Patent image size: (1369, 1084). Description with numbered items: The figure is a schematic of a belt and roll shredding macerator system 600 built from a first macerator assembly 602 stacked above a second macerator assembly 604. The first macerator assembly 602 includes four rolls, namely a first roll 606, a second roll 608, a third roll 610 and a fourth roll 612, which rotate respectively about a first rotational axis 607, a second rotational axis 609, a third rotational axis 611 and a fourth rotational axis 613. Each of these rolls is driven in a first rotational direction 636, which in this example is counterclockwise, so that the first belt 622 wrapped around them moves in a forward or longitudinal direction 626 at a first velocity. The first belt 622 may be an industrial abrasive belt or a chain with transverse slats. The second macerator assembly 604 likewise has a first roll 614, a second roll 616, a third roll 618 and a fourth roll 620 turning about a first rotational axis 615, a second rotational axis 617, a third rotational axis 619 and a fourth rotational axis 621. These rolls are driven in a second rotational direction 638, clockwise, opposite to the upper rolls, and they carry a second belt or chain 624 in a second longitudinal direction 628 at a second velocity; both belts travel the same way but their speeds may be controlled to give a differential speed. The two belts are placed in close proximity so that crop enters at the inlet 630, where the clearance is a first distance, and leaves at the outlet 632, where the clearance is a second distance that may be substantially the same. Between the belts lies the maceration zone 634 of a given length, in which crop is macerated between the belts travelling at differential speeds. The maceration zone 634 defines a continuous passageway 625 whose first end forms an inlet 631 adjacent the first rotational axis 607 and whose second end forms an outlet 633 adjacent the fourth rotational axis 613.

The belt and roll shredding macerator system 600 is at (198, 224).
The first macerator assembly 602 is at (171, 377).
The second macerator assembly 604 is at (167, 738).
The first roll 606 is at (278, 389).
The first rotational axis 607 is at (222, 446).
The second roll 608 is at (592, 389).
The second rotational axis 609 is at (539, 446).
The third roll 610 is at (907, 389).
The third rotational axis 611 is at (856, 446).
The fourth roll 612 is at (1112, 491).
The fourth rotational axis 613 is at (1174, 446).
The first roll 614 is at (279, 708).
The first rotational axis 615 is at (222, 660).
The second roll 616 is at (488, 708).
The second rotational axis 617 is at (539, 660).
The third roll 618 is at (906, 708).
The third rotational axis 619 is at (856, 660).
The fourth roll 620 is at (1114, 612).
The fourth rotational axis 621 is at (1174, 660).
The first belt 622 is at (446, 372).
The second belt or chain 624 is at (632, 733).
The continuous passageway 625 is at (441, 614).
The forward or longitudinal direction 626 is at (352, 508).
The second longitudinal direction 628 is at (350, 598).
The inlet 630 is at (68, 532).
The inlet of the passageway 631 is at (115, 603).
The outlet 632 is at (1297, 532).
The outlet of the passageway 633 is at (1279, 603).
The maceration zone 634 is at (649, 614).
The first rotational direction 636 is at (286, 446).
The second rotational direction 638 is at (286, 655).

» WRITTEN INSTRUCTION: Starting at the first line of the records and ending with the line that contains "The first macerator assembly 602 is", copy each line without any change.

» EXERCISE ANSWER:
Patent image size: (1369, 1084). Description with numbered items: The figure is a schematic of a belt and roll shredding macerator system 600 built from a first macerator assembly 602 stacked above a second macerator assembly 604. The first macerator assembly 602 includes four rolls, namely a first roll 606, a second roll 608, a third roll 610 and a fourth roll 612, which rotate respectively about a first rotational axis 607, a second rotational axis 609, a third rotational axis 611 and a fourth rotational axis 613. Each of these rolls is driven in a first rotational direction 636, which in this example is counterclockwise, so that the first belt 622 wrapped around them moves in a forward or longitudinal direction 626 at a first velocity. The first belt 622 may be an industrial abrasive belt or a chain with transverse slats. The second macerator assembly 604 likewise has a first roll 614, a second roll 616, a third roll 618 and a fourth roll 620 turning about a first rotational axis 615, a second rotational axis 617, a third rotational axis 619 and a fourth rotational axis 621. These rolls are driven in a second rotational direction 638, clockwise, opposite to the upper rolls, and they carry a second belt or chain 624 in a second longitudinal direction 628 at a second velocity; both belts travel the same way but their speeds may be controlled to give a differential speed. The two belts are placed in close proximity so that crop enters at the inlet 630, where the clearance is a first distance, and leaves at the outlet 632, where the clearance is a second distance that may be substantially the same. Between the belts lies the maceration zone 634 of a given length, in which crop is macerated between the belts travelling at differential speeds. The maceration zone 634 defines a continuous passageway 625 whose first end forms an inlet 631 adjacent the first rotational axis 607 and whose second end forms an outlet 633 adjacent the fourth rotational axis 613.

The belt and roll shredding macerator system 600 is at (198, 224).
The first macerator assembly 602 is at (171, 377).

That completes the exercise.